**SHORT TASK**
Retype every line of the rows below without changing anything, but leave out the pictures.

(Records from a data collection)
* start *
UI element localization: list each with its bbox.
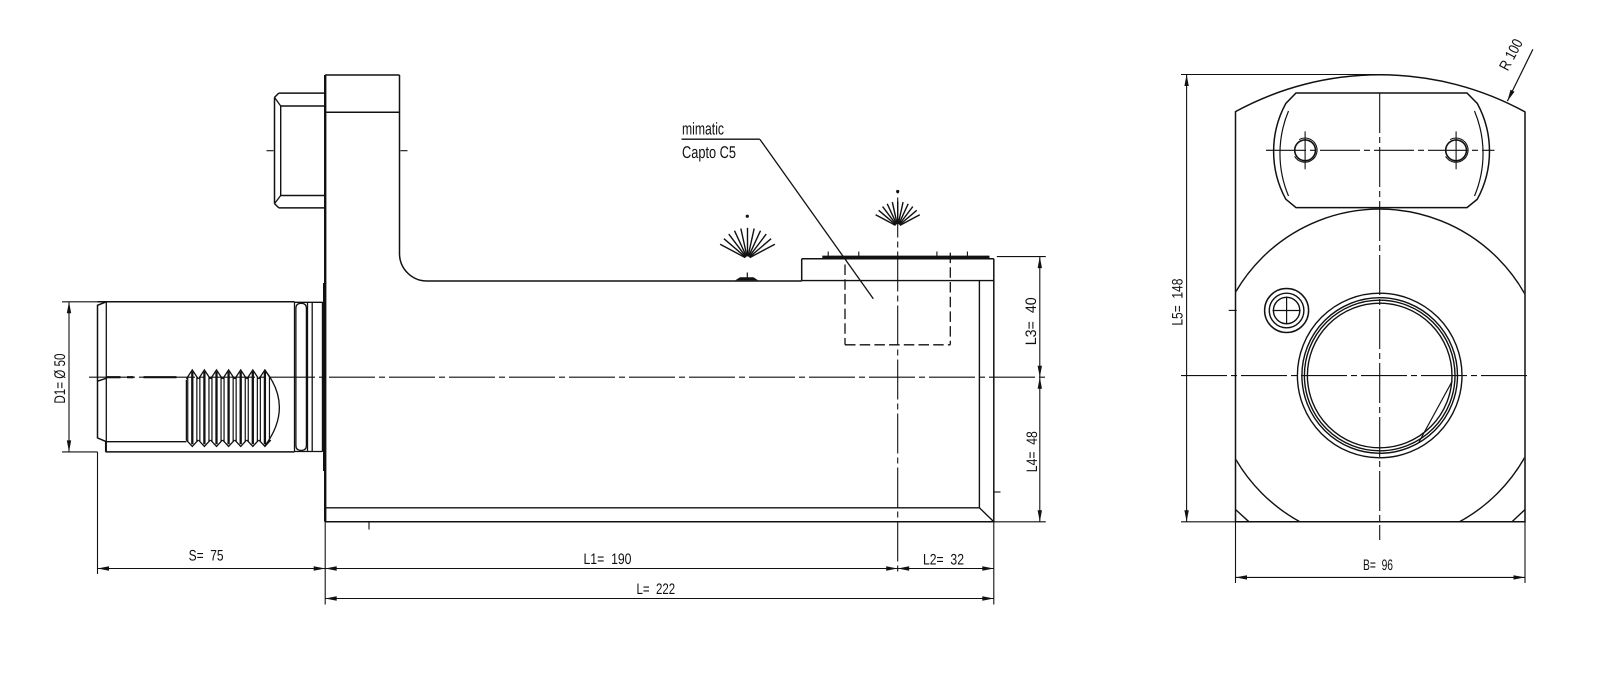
svg-text:B= 96: B= 96 bbox=[1363, 557, 1393, 574]
svg-text:Capto C5: Capto C5 bbox=[682, 143, 736, 162]
svg-text:D1= Ø 50: D1= Ø 50 bbox=[52, 353, 69, 403]
svg-text:L3= 40: L3= 40 bbox=[1023, 297, 1040, 345]
svg-text:mimatic: mimatic bbox=[682, 120, 724, 139]
svg-text:L5= 148: L5= 148 bbox=[1170, 279, 1187, 326]
svg-text:S= 75: S= 75 bbox=[189, 547, 224, 564]
svg-text:L1= 190: L1= 190 bbox=[584, 551, 632, 568]
svg-text:L2= 32: L2= 32 bbox=[923, 551, 964, 568]
svg-text:L4= 48: L4= 48 bbox=[1024, 431, 1041, 472]
svg-text:L= 222: L= 222 bbox=[637, 581, 676, 598]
* end *
**REPLY TO THE TASK**
UI element localization: list each with its bbox.
svg-text:B= 96: B= 96 bbox=[1363, 557, 1393, 574]
svg-text:Capto C5: Capto C5 bbox=[682, 143, 736, 162]
svg-text:D1= Ø 50: D1= Ø 50 bbox=[52, 353, 69, 403]
svg-text:L3= 40: L3= 40 bbox=[1023, 297, 1040, 345]
svg-text:mimatic: mimatic bbox=[682, 120, 724, 139]
svg-text:L5= 148: L5= 148 bbox=[1170, 279, 1187, 326]
svg-text:S= 75: S= 75 bbox=[189, 547, 224, 564]
svg-text:L1= 190: L1= 190 bbox=[584, 551, 632, 568]
svg-text:L2= 32: L2= 32 bbox=[923, 551, 964, 568]
svg-text:L4= 48: L4= 48 bbox=[1024, 431, 1041, 472]
svg-text:L= 222: L= 222 bbox=[637, 581, 676, 598]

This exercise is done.